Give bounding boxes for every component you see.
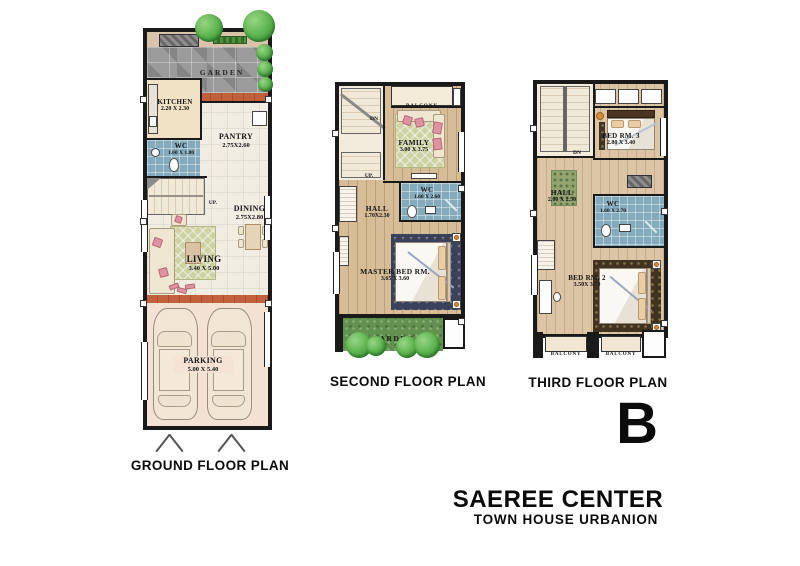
- dimension-tick: [458, 185, 465, 192]
- headboard: [607, 110, 655, 118]
- room-dims: 3.40 X 5.00: [182, 265, 226, 273]
- room-name: BALCONY: [551, 352, 582, 357]
- room-dims: 1.60 X 1.80: [163, 150, 199, 157]
- driveway-mark-line: [230, 434, 245, 453]
- room-name: KITCHEN: [151, 98, 199, 106]
- wall: [533, 332, 543, 358]
- car-windshield: [157, 331, 192, 347]
- wc-label: WC 1.60 X 2.60: [405, 186, 449, 201]
- built-in-closet: [595, 89, 616, 104]
- wall: [399, 220, 461, 222]
- desk-chair: [553, 292, 561, 302]
- washbasin-icon: [619, 224, 631, 232]
- room-dims: 5.00 X 5.40: [173, 366, 233, 374]
- room-dims: 1.60 X 2.60: [405, 194, 449, 201]
- room-dims: 2.20 X 2.30: [151, 106, 199, 113]
- window: [264, 312, 271, 367]
- lamp-icon: [454, 302, 459, 307]
- car-rear-window: [212, 395, 245, 407]
- ac-unit: [159, 34, 199, 47]
- wall: [200, 78, 202, 140]
- dimension-tick: [140, 218, 147, 225]
- room-name: GARDEN: [187, 68, 257, 77]
- room-name: MASTER BED RM.: [360, 267, 430, 276]
- tree: [258, 77, 273, 92]
- wall: [383, 86, 385, 180]
- washbasin-icon: [151, 148, 160, 157]
- stair-note: UP.: [209, 200, 217, 206]
- wall: [147, 138, 202, 140]
- dimension-tick: [332, 130, 339, 137]
- cabinet: [339, 236, 349, 266]
- window: [660, 118, 667, 156]
- parking-label: PARKING 5.00 X 5.40: [173, 356, 233, 373]
- room-dims: 1.70X2.30: [353, 213, 401, 220]
- stair-up-label: UP.: [359, 163, 379, 182]
- tree: [256, 44, 273, 61]
- tree: [257, 61, 273, 77]
- living-label: LIVING 3.40 X 5.00: [182, 254, 226, 273]
- cushion: [414, 117, 425, 128]
- wc-label: WC 1.60 X 2.70: [591, 200, 635, 215]
- tree: [195, 14, 223, 42]
- room-name: PARKING: [173, 356, 233, 366]
- room-dims: 1.60 X 2.70: [591, 208, 635, 215]
- dimension-tick: [265, 300, 272, 307]
- master-bed-label: MASTER BED RM. 3.65 X 3.60: [360, 267, 430, 283]
- stair-rail: [564, 86, 566, 152]
- dresser: [627, 175, 652, 188]
- driveway-mark-line: [168, 434, 183, 453]
- room-name: HALL: [353, 204, 401, 213]
- floor-plan-sheet: GARDEN KITCHEN 2.20 X 2.30 WC 1.60 X 1.8…: [0, 0, 800, 566]
- pillow: [638, 298, 646, 320]
- project-name: SAEREE CENTER: [438, 486, 678, 514]
- third-floor-plan: DN BED RM. 3 2.80 X 3.40 HALL 2.00 X 2.5…: [533, 80, 668, 338]
- stair-dn-label: DN: [365, 106, 383, 125]
- toilet-icon: [407, 205, 417, 218]
- dining-chair: [262, 239, 268, 248]
- wall: [593, 158, 664, 160]
- room-dims: 2.00 X 2.50: [538, 197, 586, 204]
- window: [531, 255, 538, 295]
- window: [141, 200, 148, 252]
- room-name: HALL: [538, 188, 586, 197]
- dimension-tick: [265, 218, 272, 225]
- lamp-icon: [454, 235, 459, 240]
- pillow: [438, 276, 446, 300]
- driveway-mark-line: [217, 434, 232, 453]
- room-name: PANTRY: [211, 132, 261, 142]
- unit-letter: B: [598, 396, 658, 452]
- terracotta-edge: [147, 295, 268, 303]
- pillow: [638, 272, 646, 294]
- wall: [593, 194, 664, 196]
- staircase: [540, 86, 564, 152]
- built-in-closet: [618, 89, 639, 104]
- stair-note: UP.: [365, 173, 373, 179]
- pillow: [438, 246, 446, 270]
- pillow: [611, 120, 624, 128]
- stair-note: DN: [370, 116, 378, 122]
- driveway-mark: [150, 432, 188, 454]
- car-windshield: [211, 331, 246, 347]
- dimension-tick: [661, 320, 668, 327]
- lamp-icon: [654, 262, 659, 267]
- dimension-tick: [332, 225, 339, 232]
- washbasin-icon: [425, 206, 436, 214]
- wall: [587, 332, 599, 358]
- driveway-mark-line: [155, 434, 170, 453]
- hall-label: HALL 2.00 X 2.50: [538, 188, 586, 204]
- wall: [335, 318, 343, 352]
- car-rear-window: [158, 395, 191, 407]
- lamp-icon: [596, 112, 604, 120]
- bed3-label: BED RM. 3 2.80 X 3.40: [595, 132, 647, 148]
- family-label: FAMILY 3.00 X 3.75: [390, 138, 438, 154]
- room-dims: 3.50X 3.60: [561, 282, 613, 289]
- room-dims: 3.65 X 3.60: [360, 276, 430, 283]
- kitchen-sink: [149, 116, 157, 127]
- third-floor-plan-title: THIRD FLOOR PLAN: [498, 375, 698, 390]
- bed2-label: BED RM. 2 3.50X 3.60: [561, 274, 613, 290]
- room-dims: 2.75X2.60: [211, 142, 261, 150]
- window: [458, 132, 465, 172]
- room-name: WC: [591, 200, 635, 208]
- dimension-tick: [661, 208, 668, 215]
- built-in-closet: [641, 89, 662, 104]
- room-name: WC: [163, 142, 199, 150]
- room-name: WC: [405, 186, 449, 194]
- balcony-label: BALCONY: [545, 341, 587, 360]
- dimension-tick: [140, 96, 147, 103]
- wall: [537, 156, 595, 158]
- driveway-mark: [212, 432, 250, 454]
- wardrobe: [537, 240, 555, 270]
- room-name: BALCONY: [606, 352, 637, 357]
- dining-label: DINING 2.75X2.80: [231, 204, 268, 221]
- dimension-tick: [530, 210, 537, 217]
- floor-cushion: [185, 283, 196, 289]
- room-name: DINING: [231, 204, 268, 214]
- wall: [391, 106, 461, 108]
- garden-label: GARDEN: [187, 68, 257, 77]
- desk: [539, 280, 552, 314]
- room-dims: 2.75X2.80: [231, 214, 268, 222]
- stair-up-label: UP.: [193, 190, 217, 209]
- window: [333, 252, 340, 294]
- room-name: BED RM. 2: [561, 274, 613, 282]
- dimension-tick: [458, 318, 465, 325]
- tree: [243, 10, 275, 42]
- kitchen-label: KITCHEN 2.20 X 2.30: [151, 98, 199, 114]
- dining-table: [245, 224, 261, 250]
- wall: [200, 101, 268, 103]
- refrigerator: [252, 111, 267, 126]
- hall-label: HALL 1.70X2.30: [353, 204, 401, 220]
- tree: [366, 336, 386, 356]
- second-floor-plan: DN UP. BALCONY FAMILY 3.00 X 3.75 W: [335, 82, 465, 318]
- headboard: [447, 242, 451, 302]
- dining-chair: [238, 239, 244, 248]
- balcony-ledge: [642, 330, 666, 358]
- project-subtitle: TOWN HOUSE URBANION: [446, 512, 686, 527]
- shaft: [453, 88, 461, 106]
- toilet-icon: [169, 158, 179, 172]
- wall: [593, 246, 664, 248]
- pantry-label: PANTRY 2.75X2.60: [211, 132, 261, 149]
- room-dims: 2.80 X 3.40: [595, 140, 647, 147]
- dimension-tick: [140, 300, 147, 307]
- ground-floor-plan-title: GROUND FLOOR PLAN: [110, 458, 310, 473]
- wall: [147, 78, 202, 80]
- terracotta-edge: [200, 93, 268, 101]
- second-floor-plan-title: SECOND FLOOR PLAN: [308, 374, 508, 389]
- room-dims: 3.00 X 3.75: [390, 147, 438, 154]
- dimension-tick: [265, 96, 272, 103]
- balcony-label: BALCONY: [601, 341, 641, 360]
- tv-console: [411, 173, 437, 179]
- tree: [414, 332, 440, 358]
- dimension-tick: [530, 125, 537, 132]
- dining-chair: [238, 226, 244, 235]
- window: [141, 342, 148, 400]
- wall: [593, 106, 664, 108]
- room-name: LIVING: [182, 254, 226, 265]
- headboard: [647, 268, 651, 324]
- wc-label: WC 1.60 X 1.80: [163, 142, 199, 157]
- toilet-icon: [601, 224, 611, 237]
- pillow: [628, 120, 641, 128]
- room-name: FAMILY: [390, 138, 438, 147]
- room-name: BED RM. 3: [595, 132, 647, 140]
- ground-floor-plan: GARDEN KITCHEN 2.20 X 2.30 WC 1.60 X 1.8…: [143, 28, 272, 430]
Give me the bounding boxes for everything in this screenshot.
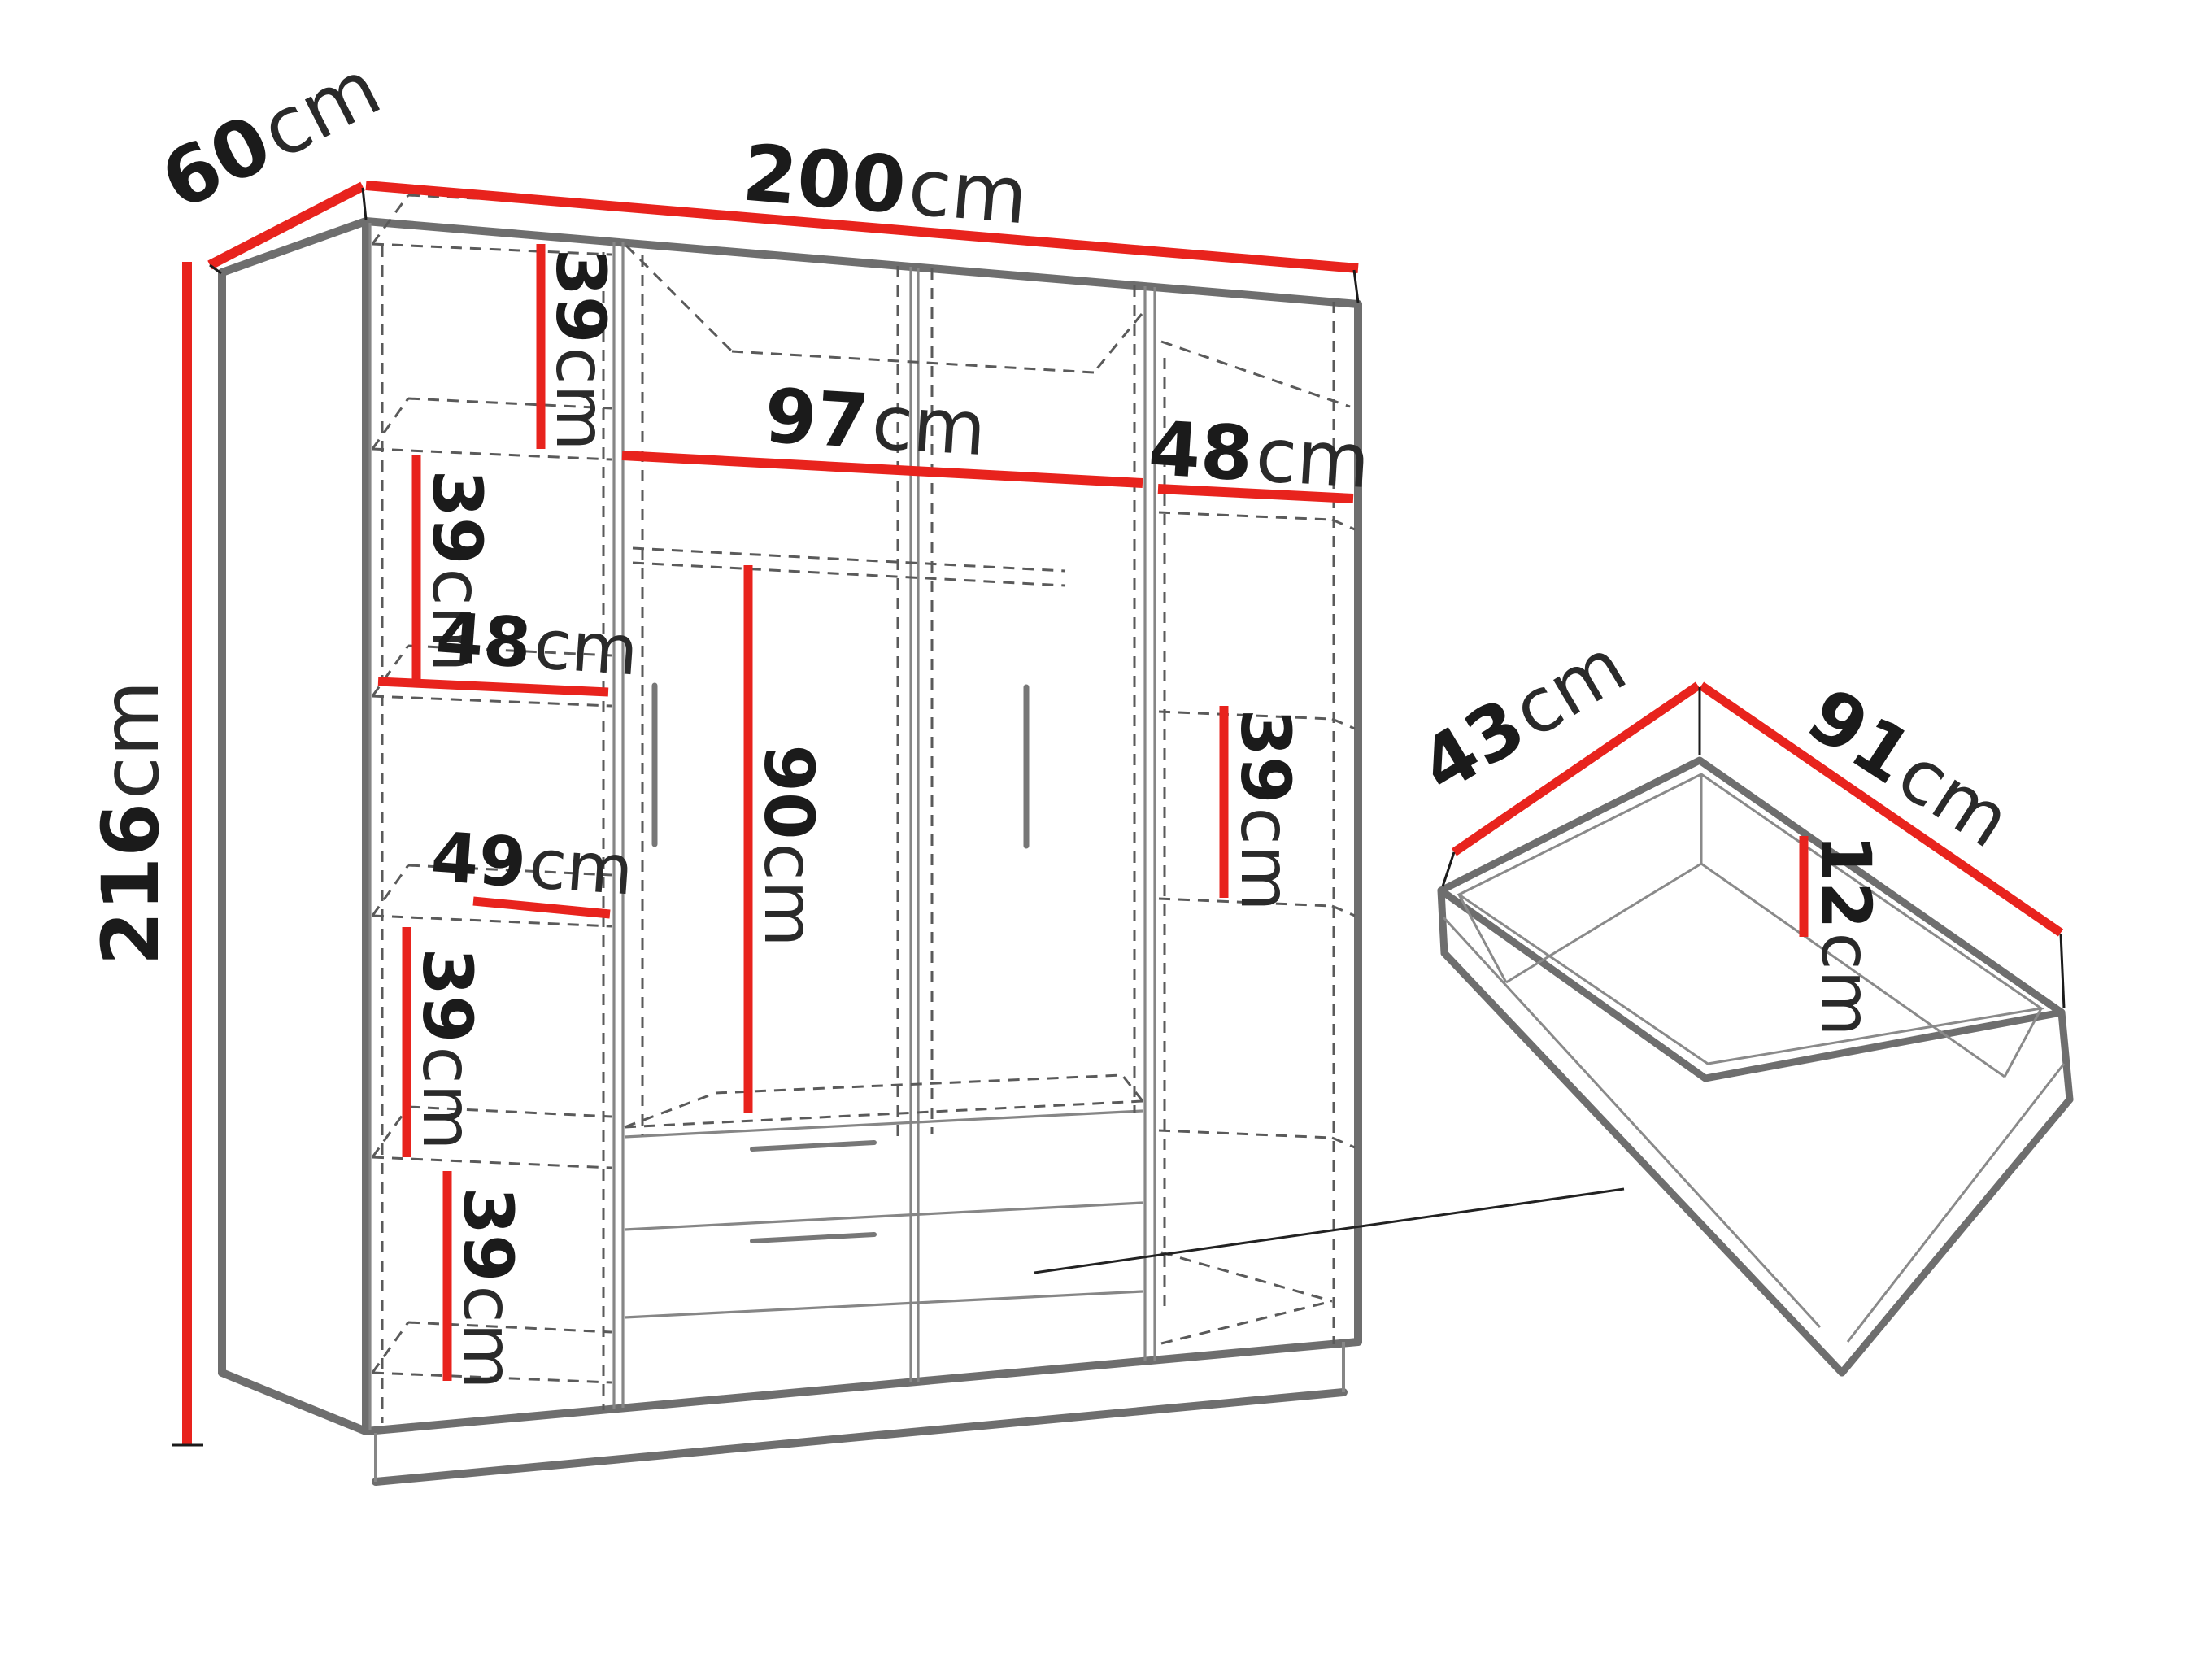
dimension-middle-97: 97cm: [622, 372, 1143, 483]
wardrobe-plinth-bottom: [376, 1392, 1343, 1482]
drawer-front-left-bottom: [1444, 953, 1842, 1373]
dimension-tick: [2061, 934, 2064, 1008]
dimension-tick: [1354, 270, 1358, 303]
drawer-leader-line: [1034, 1189, 1624, 1273]
dimension-height-216: 216cm: [85, 262, 187, 1445]
wardrobe-drawer-fronts: [625, 1111, 1143, 1317]
dimension-label-shelf-48-left: 48cm: [433, 597, 641, 690]
wardrobe-bottom-left-edge: [222, 1373, 366, 1431]
dimension-label-drawer-depth-43: 43cm: [1406, 622, 1640, 811]
dimension-middle-90: 90cm: [748, 565, 829, 1113]
dimension-depth-60: 60cm: [147, 42, 394, 265]
dimension-drawer-height-12: 12cm: [1804, 834, 1886, 1037]
drawer-front-right-bottom: [1842, 1099, 2070, 1373]
dimension-label-shelf-39-left-4: 39cm: [448, 1187, 528, 1390]
dimension-label-drawer-height-12: 12cm: [1806, 834, 1886, 1037]
drawer-handle-bottom: [752, 1234, 874, 1241]
dimension-shelf-39-left-3: 39cm: [407, 927, 487, 1157]
door-handles: [655, 686, 1026, 846]
dimension-label-shelf-49-left: 49cm: [429, 816, 636, 910]
drawer-left-corner-edge: [1441, 890, 1444, 953]
dimension-shelf-39-left-4: 39cm: [447, 1171, 528, 1389]
wardrobe-top-edges: [222, 221, 1358, 304]
dimension-label-shelf-39-left-3: 39cm: [407, 948, 487, 1151]
dimension-label-middle-97: 97cm: [762, 372, 988, 472]
dimension-label-shelf-48-right: 48cm: [1146, 405, 1372, 505]
drawer-right-corner-edge: [2062, 1012, 2070, 1099]
dimension-label-shelf-39-right: 39cm: [1226, 709, 1305, 912]
dimension-label-height-216: 216cm: [85, 681, 176, 966]
dimension-label-shelf-39-left-1: 39cm: [541, 249, 620, 451]
wardrobe-drawer-handles: [752, 1143, 874, 1241]
dimension-drawer-depth-43: 43cm: [1406, 622, 1698, 852]
dimension-tick: [363, 188, 366, 220]
dimension-shelf-49-left: 49cm: [429, 816, 636, 914]
dimension-shelf-48-right: 48cm: [1146, 405, 1372, 505]
dimension-shelf-39-right: 39cm: [1224, 706, 1305, 911]
dimension-shelf-39-left-1: 39cm: [541, 244, 620, 451]
wardrobe-diagram-svg: 200cm60cm216cm39cm39cm48cm49cm39cm39cm97…: [0, 0, 2212, 1659]
dimension-label-middle-90: 90cm: [749, 745, 829, 947]
diagram-stage: 200cm60cm216cm39cm39cm48cm49cm39cm39cm97…: [0, 0, 2212, 1659]
dimension-width-200: 200cm: [366, 128, 1358, 268]
drawer-handle-top: [752, 1143, 874, 1149]
dimension-label-depth-60: 60cm: [147, 42, 394, 229]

_ _ _ _ _

List the entries from the line with "dimension-middle-97: 97cm: [622, 372, 1143, 483]" to the line with "drawer-leader-line: [1034, 1189, 1624, 1273]" as a JSON array of strings, one string per line, skipping blank lines.

RESPONSE:
[
  "dimension-middle-97: 97cm: [622, 372, 1143, 483]",
  "wardrobe-plinth-bottom: [376, 1392, 1343, 1482]",
  "drawer-front-left-bottom: [1444, 953, 1842, 1373]",
  "dimension-tick: [2061, 934, 2064, 1008]",
  "dimension-tick: [1354, 270, 1358, 303]",
  "drawer-leader-line: [1034, 1189, 1624, 1273]"
]